→ **THE REQUEST**
Repeat every line of the data exactly, but not the pictures.

→ **RAW RECORDS**

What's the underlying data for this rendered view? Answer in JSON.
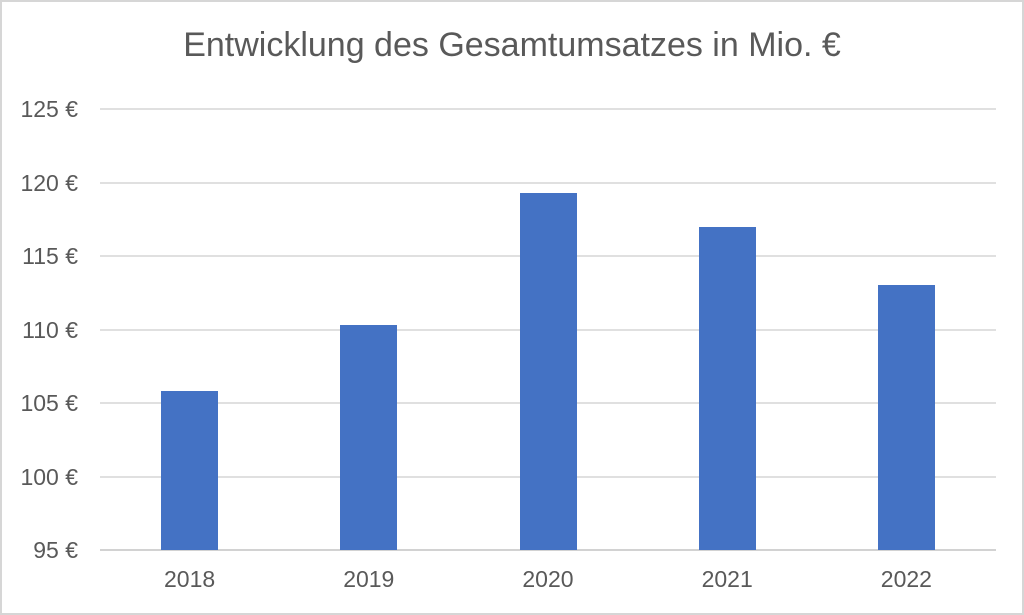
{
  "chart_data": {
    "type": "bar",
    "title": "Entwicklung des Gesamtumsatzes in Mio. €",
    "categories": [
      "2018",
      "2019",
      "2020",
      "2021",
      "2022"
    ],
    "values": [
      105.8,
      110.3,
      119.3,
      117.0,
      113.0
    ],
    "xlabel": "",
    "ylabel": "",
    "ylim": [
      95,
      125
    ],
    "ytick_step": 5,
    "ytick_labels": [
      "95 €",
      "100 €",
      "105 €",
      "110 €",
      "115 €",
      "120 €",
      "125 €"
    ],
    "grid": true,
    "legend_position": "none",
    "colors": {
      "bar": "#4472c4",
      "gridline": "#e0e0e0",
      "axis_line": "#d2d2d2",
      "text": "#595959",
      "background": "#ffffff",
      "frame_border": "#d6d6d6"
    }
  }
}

→ **COMPLETED TASK**
What's the underlying data for this rendered view? Answer in JSON.
{
  "chart_data": {
    "type": "bar",
    "title": "Entwicklung des Gesamtumsatzes in Mio. €",
    "categories": [
      "2018",
      "2019",
      "2020",
      "2021",
      "2022"
    ],
    "values": [
      105.8,
      110.3,
      119.3,
      117.0,
      113.0
    ],
    "xlabel": "",
    "ylabel": "",
    "ylim": [
      95,
      125
    ],
    "ytick_step": 5,
    "ytick_labels": [
      "95 €",
      "100 €",
      "105 €",
      "110 €",
      "115 €",
      "120 €",
      "125 €"
    ],
    "grid": true,
    "legend_position": "none",
    "colors": {
      "bar": "#4472c4",
      "gridline": "#e0e0e0",
      "axis_line": "#d2d2d2",
      "text": "#595959",
      "background": "#ffffff",
      "frame_border": "#d6d6d6"
    }
  }
}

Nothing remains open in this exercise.